[Dataset excerpts]
▼

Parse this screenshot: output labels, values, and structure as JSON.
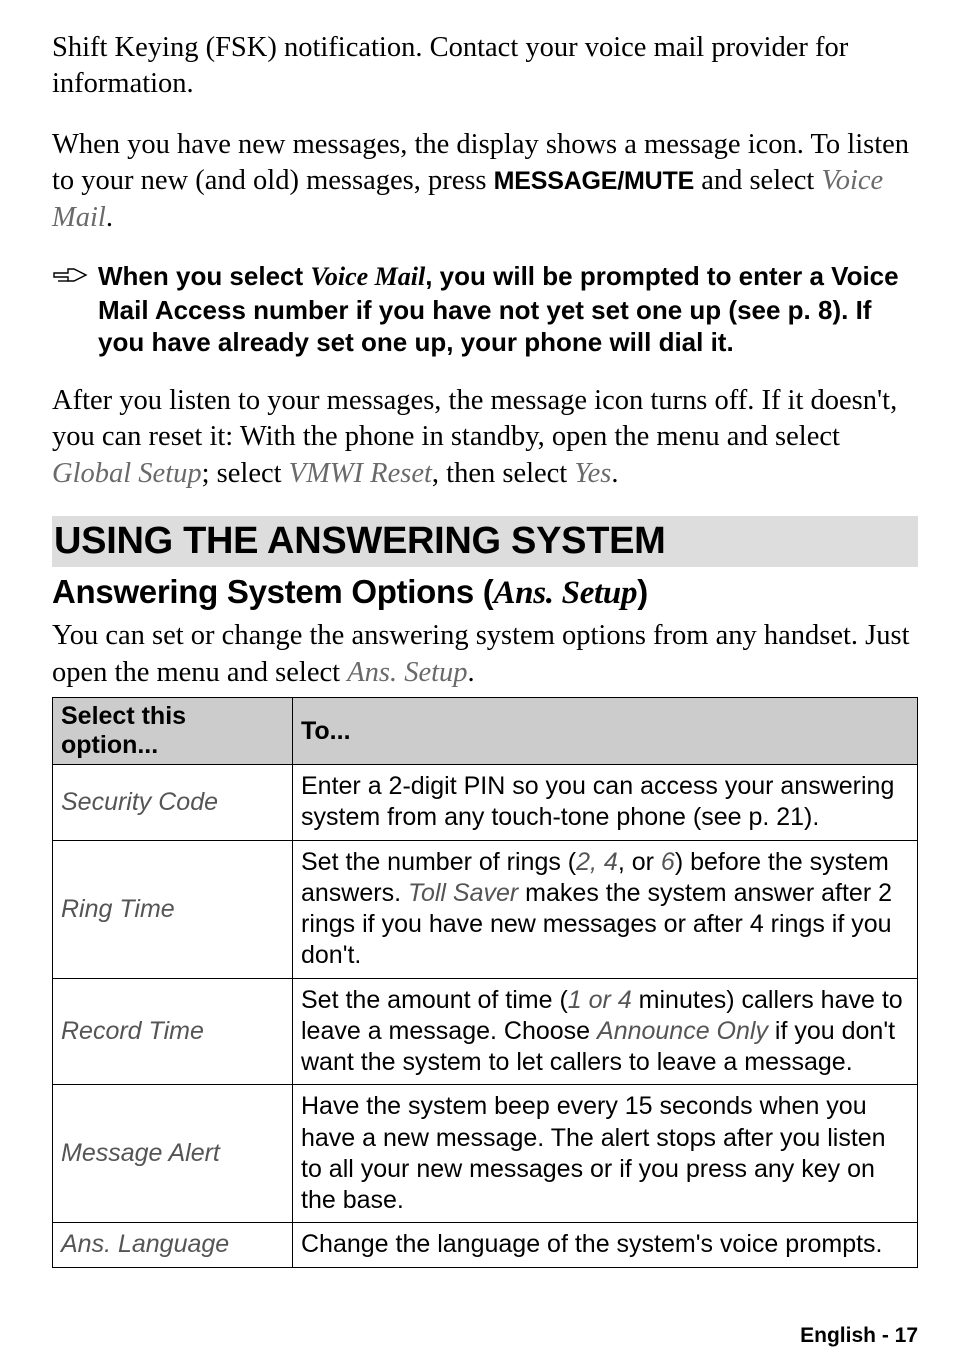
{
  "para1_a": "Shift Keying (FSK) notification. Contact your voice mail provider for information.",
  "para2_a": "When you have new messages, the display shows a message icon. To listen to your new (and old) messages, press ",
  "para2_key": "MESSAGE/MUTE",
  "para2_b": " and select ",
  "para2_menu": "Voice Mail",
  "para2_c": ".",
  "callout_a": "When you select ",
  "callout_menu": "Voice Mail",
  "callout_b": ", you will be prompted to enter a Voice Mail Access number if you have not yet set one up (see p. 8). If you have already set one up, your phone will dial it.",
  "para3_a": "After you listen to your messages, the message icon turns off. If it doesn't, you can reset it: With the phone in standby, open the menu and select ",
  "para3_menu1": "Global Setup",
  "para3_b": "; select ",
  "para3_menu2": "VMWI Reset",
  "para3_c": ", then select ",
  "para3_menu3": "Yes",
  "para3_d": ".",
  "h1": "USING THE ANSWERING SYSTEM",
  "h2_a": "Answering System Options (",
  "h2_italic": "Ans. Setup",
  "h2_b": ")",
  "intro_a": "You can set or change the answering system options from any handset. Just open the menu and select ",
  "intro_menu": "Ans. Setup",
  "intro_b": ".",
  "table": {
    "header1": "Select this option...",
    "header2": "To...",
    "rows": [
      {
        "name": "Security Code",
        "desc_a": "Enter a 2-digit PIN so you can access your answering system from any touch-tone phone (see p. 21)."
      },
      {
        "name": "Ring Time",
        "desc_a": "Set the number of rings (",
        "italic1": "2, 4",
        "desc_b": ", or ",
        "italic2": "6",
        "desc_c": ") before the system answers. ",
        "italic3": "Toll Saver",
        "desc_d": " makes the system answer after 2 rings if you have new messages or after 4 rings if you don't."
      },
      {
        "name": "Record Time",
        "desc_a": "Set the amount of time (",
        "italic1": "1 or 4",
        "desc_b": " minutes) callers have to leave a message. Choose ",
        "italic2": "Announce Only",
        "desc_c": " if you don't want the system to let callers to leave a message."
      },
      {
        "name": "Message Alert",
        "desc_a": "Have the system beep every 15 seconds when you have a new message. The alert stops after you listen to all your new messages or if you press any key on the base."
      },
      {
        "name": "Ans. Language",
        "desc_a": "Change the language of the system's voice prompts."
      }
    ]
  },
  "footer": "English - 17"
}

▲

Find the lines containing "this" and list every one of them.

-- TASK ANSWER --
Parse this screenshot: output labels, values, and structure as JSON.
    "header1": "Select this option...",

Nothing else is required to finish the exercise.